Work task: Write the next part of the article below on reducing Black maternal mortality, starting right after its final sentence.

Text shown:
============
How to Reduce Black Maternal Mortality: Causes & Solutions

Black women in the United States die from pregnancy-related causes at 3.5 times the rate of white women. In 2023, the maternal mortality rate for Black women was 50.3 deaths per 100,000 live births, compared to 14.5 for white women and 12.4 for Hispanic women. These numbers reflect failures at every level, from individual clinical encounters to federal policy, and reducing them requires action across all of those levels simultaneously.

Why the Disparity Exists

The gap in maternal mortality is not simply a gap in access to care. Black women who begin prenatal care early, who have college degrees, and who earn higher incomes still die at roughly four times the rate of white women with similar profiles. Research consistently shows that income inequality itself is associated with a 14 to 15 percent increase in pregnancy-related mortality among Black women, independent of other factors. No similar association exists for white women. This means the disparity cannot be solved by individual behavior alone.

The roots are structural. Decades of residential segregation, unequal distribution of resources, and institutional discrimination concentrate Black women in neighborhoods with fewer high-quality hospitals, less access to healthy food, higher environmental exposures, and greater daily stress. These conditions don’t just create disadvantage at one moment in time. They accumulate across a lifetime.
============
Recorded data:
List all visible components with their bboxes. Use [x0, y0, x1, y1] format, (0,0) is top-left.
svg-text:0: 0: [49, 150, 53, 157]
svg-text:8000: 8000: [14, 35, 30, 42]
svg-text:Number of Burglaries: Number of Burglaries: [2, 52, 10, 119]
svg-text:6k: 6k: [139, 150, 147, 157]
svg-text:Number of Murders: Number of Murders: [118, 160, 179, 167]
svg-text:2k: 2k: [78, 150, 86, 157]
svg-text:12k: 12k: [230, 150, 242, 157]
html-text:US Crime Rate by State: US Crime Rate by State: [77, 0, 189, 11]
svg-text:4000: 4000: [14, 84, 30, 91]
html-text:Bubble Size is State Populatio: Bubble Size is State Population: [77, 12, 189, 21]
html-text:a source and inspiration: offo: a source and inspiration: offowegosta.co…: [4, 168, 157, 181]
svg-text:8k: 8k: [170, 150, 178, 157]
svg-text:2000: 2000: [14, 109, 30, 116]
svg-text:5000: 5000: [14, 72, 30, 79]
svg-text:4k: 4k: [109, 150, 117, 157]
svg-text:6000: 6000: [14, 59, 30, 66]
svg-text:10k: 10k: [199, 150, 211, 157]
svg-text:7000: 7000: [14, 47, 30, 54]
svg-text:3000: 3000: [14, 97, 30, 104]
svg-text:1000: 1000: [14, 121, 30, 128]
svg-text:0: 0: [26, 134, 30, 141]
============
Task output:
How Chronic Stress Damages the Body Before Pregnancy Begins

A concept called “weathering” helps explain what’s happening biologically. Chronic exposure to social and economic disadvantage accelerates the body’s normal aging process, leading to earlier onset of conditions like high blood pressure, diabetes, and heart disease. This was first observed in studies showing that Black women developed hypertension and other chronic diseases affecting birth outcomes at younger ages than white women.

The mechanism works through the body’s stress response system. When someone faces persistent discrimination, financial strain, and unsafe living conditions, their body stays in a prolonged state of alert. Over years, this wears down cardiovascular, metabolic, and immune function. By the time a Black woman becomes pregnant, she may already carry a higher burden of these conditions, not because of genetics, but because of what her environment has done to her body. Researchers have measured this through markers of biological aging, stress hormones, and even changes in how genes are expressed. Chronic stress during pregnancy is also directly associated with lower birth weight in Black infants.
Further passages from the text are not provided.